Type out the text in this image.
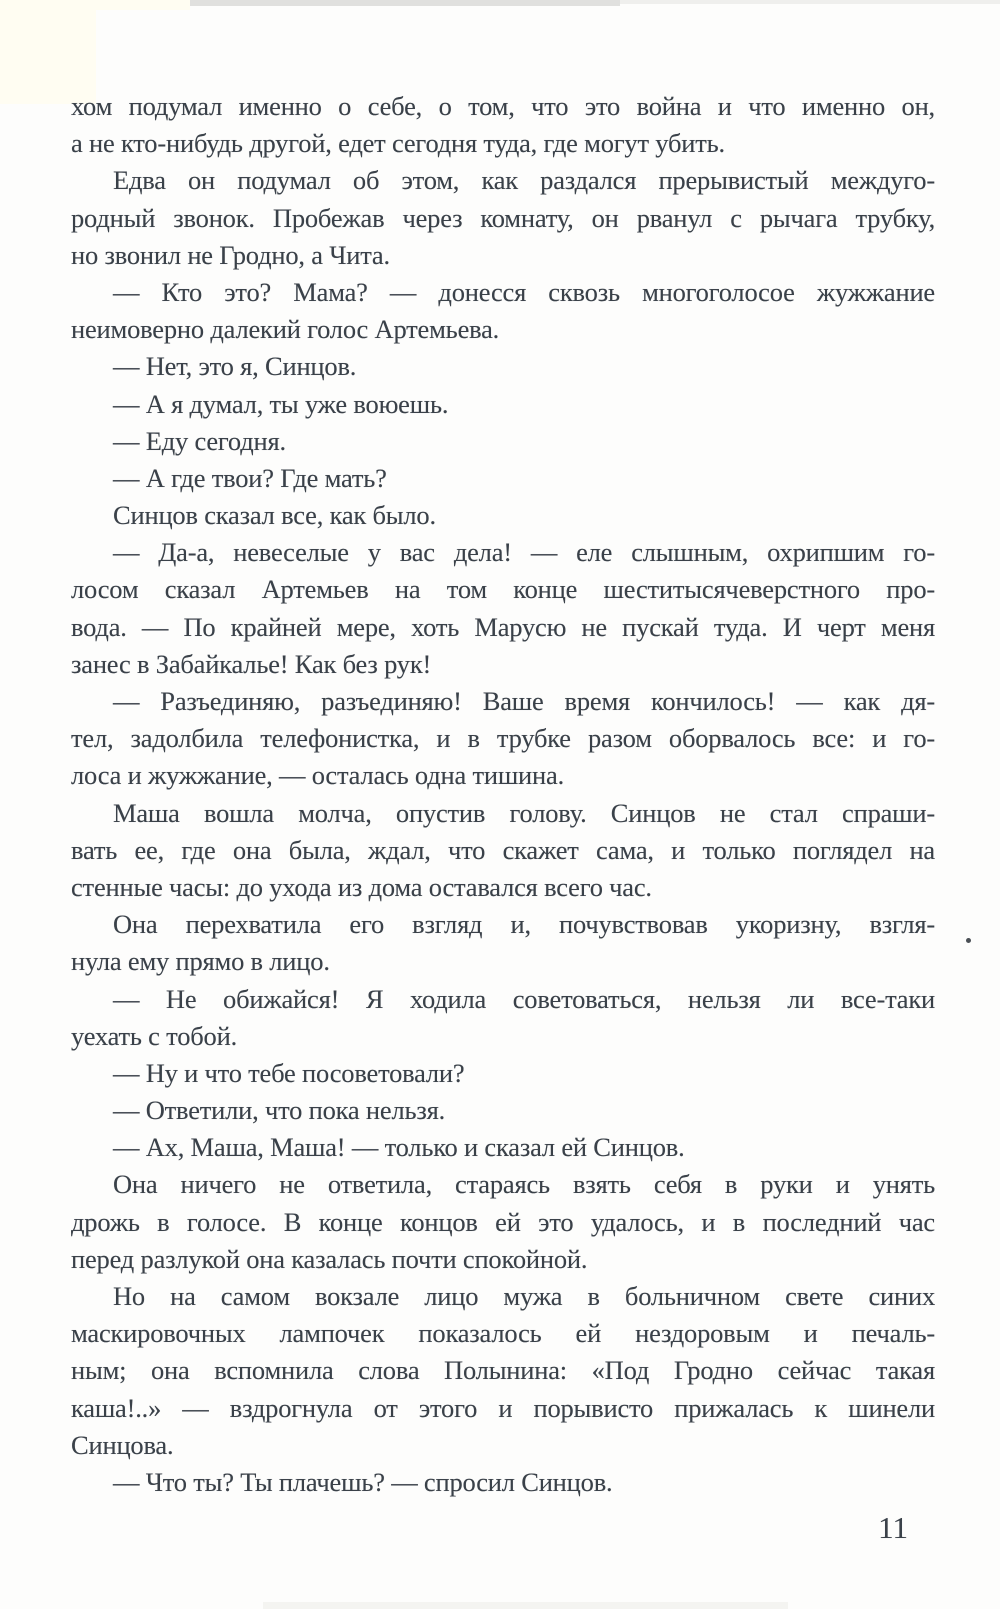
хом подумал именно о себе, о том, что это война и что именно он,
а не кто-нибудь другой, едет сегодня туда, где могут убить.
Едва он подумал об этом, как раздался прерывистый междуго-
родный звонок. Пробежав через комнату, он рванул с рычага трубку,
но звонил не Гродно, а Чита.
— Кто это? Мама? — донесся сквозь многоголосое жужжание
неимоверно далекий голос Артемьева.
— Нет, это я, Синцов.
— А я думал, ты уже воюешь.
— Еду сегодня.
— А где твои? Где мать?
Синцов сказал все, как было.
— Да-а, невеселые у вас дела! — еле слышным, охрипшим го-
лосом сказал Артемьев на том конце шеститысячеверстного про-
вода. — По крайней мере, хоть Марусю не пускай туда. И черт меня
занес в Забайкалье! Как без рук!
— Разъединяю, разъединяю! Ваше время кончилось! — как дя-
тел, задолбила телефонистка, и в трубке разом оборвалось все: и го-
лоса и жужжание, — осталась одна тишина.
Маша вошла молча, опустив голову. Синцов не стал спраши-
вать ее, где она была, ждал, что скажет сама, и только поглядел на
стенные часы: до ухода из дома оставался всего час.
Она перехватила его взгляд и, почувствовав укоризну, взгля-
нула ему прямо в лицо.
— Не обижайся! Я ходила советоваться, нельзя ли все-таки
уехать с тобой.
— Ну и что тебе посоветовали?
— Ответили, что пока нельзя.
— Ах, Маша, Маша! — только и сказал ей Синцов.
Она ничего не ответила, стараясь взять себя в руки и унять
дрожь в голосе. В конце концов ей это удалось, и в последний час
перед разлукой она казалась почти спокойной.
Но на самом вокзале лицо мужа в больничном свете синих
маскировочных лампочек показалось ей нездоровым и печаль-
ным; она вспомнила слова Полынина: «Под Гродно сейчас такая
каша!..» — вздрогнула от этого и порывисто прижалась к шинели
Синцова.
— Что ты? Ты плачешь? — спросил Синцов.
11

→ WHAT TO WORK ON: Your task is an exact transcription of all the data, minus the pictures.

→ FULL SOLUTION:
Type out the text in this image.
хом подумал именно о себе, о том, что это война и что именно он,
а не кто-нибудь другой, едет сегодня туда, где могут убить.
Едва он подумал об этом, как раздался прерывистый междуго-
родный звонок. Пробежав через комнату, он рванул с рычага трубку,
но звонил не Гродно, а Чита.
— Кто это? Мама? — донесся сквозь многоголосое жужжание
неимоверно далекий голос Артемьева.
— Нет, это я, Синцов.
— А я думал, ты уже воюешь.
— Еду сегодня.
— А где твои? Где мать?
Синцов сказал все, как было.
— Да-а, невеселые у вас дела! — еле слышным, охрипшим го-
лосом сказал Артемьев на том конце шеститысячеверстного про-
вода. — По крайней мере, хоть Марусю не пускай туда. И черт меня
занес в Забайкалье! Как без рук!
— Разъединяю, разъединяю! Ваше время кончилось! — как дя-
тел, задолбила телефонистка, и в трубке разом оборвалось все: и го-
лоса и жужжание, — осталась одна тишина.
Маша вошла молча, опустив голову. Синцов не стал спраши-
вать ее, где она была, ждал, что скажет сама, и только поглядел на
стенные часы: до ухода из дома оставался всего час.
Она перехватила его взгляд и, почувствовав укоризну, взгля-
нула ему прямо в лицо.
— Не обижайся! Я ходила советоваться, нельзя ли все-таки
уехать с тобой.
— Ну и что тебе посоветовали?
— Ответили, что пока нельзя.
— Ах, Маша, Маша! — только и сказал ей Синцов.
Она ничего не ответила, стараясь взять себя в руки и унять
дрожь в голосе. В конце концов ей это удалось, и в последний час
перед разлукой она казалась почти спокойной.
Но на самом вокзале лицо мужа в больничном свете синих
маскировочных лампочек показалось ей нездоровым и печаль-
ным; она вспомнила слова Полынина: «Под Гродно сейчас такая
каша!..» — вздрогнула от этого и порывисто прижалась к шинели
Синцова.
— Что ты? Ты плачешь? — спросил Синцов.
11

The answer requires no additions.